#### Set problem
Show all lines of the listing that hold the word "States".

▶

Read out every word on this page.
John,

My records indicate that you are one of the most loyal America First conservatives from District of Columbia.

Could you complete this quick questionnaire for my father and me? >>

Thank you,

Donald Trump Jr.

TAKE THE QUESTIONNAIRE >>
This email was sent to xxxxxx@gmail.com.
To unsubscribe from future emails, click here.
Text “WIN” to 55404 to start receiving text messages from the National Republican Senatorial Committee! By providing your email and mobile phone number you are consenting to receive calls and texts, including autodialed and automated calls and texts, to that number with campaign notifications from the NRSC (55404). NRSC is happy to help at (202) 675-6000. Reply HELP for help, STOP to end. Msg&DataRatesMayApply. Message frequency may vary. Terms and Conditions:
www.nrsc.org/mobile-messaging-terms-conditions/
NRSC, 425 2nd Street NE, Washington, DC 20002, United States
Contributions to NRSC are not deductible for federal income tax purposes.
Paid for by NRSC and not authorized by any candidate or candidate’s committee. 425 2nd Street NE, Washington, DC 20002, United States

◀

#### Final result
NRSC, 425 2nd Street NE, Washington, DC 20002, United States
Paid for by NRSC and not authorized by any candidate or candidate’s committee. 425 2nd Street NE, Washington, DC 20002, United States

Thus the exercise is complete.